HEADQUARTERS U.S. MARINE CORPS (July 31, 2015) — The U.S. Marine Corps’ F-35B Lightning II aircraft reached initial operational capability today with a squadron of 10 F-35Bs ready for world-wide deployment. Marine Fighter Attack Squadron 121 (VMFA-121), based in Yuma, Arizona, is the first squadron in military history to become operational with an F-35 variant, following a five-day Operational Readiness Inspection (ORI), which concluded July 17.
“I am pleased to announce that VMFA-121 has achieved Initial Operational Capability (IOC) in the F-35B, as defined by requirements outlined in the June 2014 Joint Report to Congressional Defense Committees,” said Gen. Joseph Dunford, Commandant of the Marine Corps. “VMFA-121 has ten aircraft in the Block 2B configuration with the requisite performance envelope and weapons clearances, to include the training, sustainment capabilities, and infrastructure to deploy to an austere site or a ship. It is capable of conducting Close Air Support, Offensive and Defensive Counter Air, Air Interdiction, Assault Support Escort and Armed Reconnaissance as part of a Marine Air Ground Task Force, or in support of the Joint Force.”
Dunford stated that he has his full confidence in the F-35B’s ability to support Marines in combat, predicated on years of concurrent developmental testing and operational flying.

Data excerpt -
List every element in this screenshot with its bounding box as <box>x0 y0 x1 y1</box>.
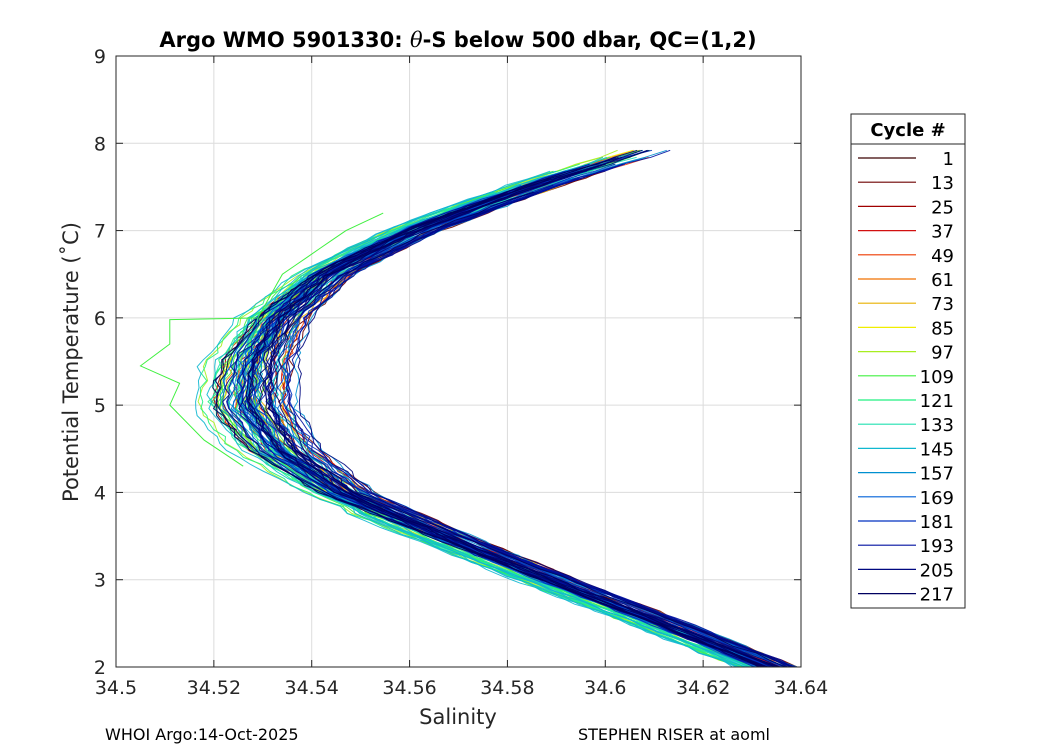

Prompt 1 - According to the F-35B announcement, on what date did the five-day Operational Readiness Inspection conclude?
Prompt 2 - From the F-35B announcement, output the passage that begins at the words "HEADQUARTERS U.S. MARINE" and stops after "concluded July 17.", copied word for word.

Exercise output 1 - July 17

Exercise output 2 -
HEADQUARTERS U.S. MARINE CORPS (July 31, 2015) — The U.S. Marine Corps’ F-35B Lightning II aircraft reached initial operational capability today with a squadron of 10 F-35Bs ready for world-wide deployment. Marine Fighter Attack Squadron 121 (VMFA-121), based in Yuma, Arizona, is the first squadron in military history to become operational with an F-35 variant, following a five-day Operational Readiness Inspection (ORI), which concluded July 17.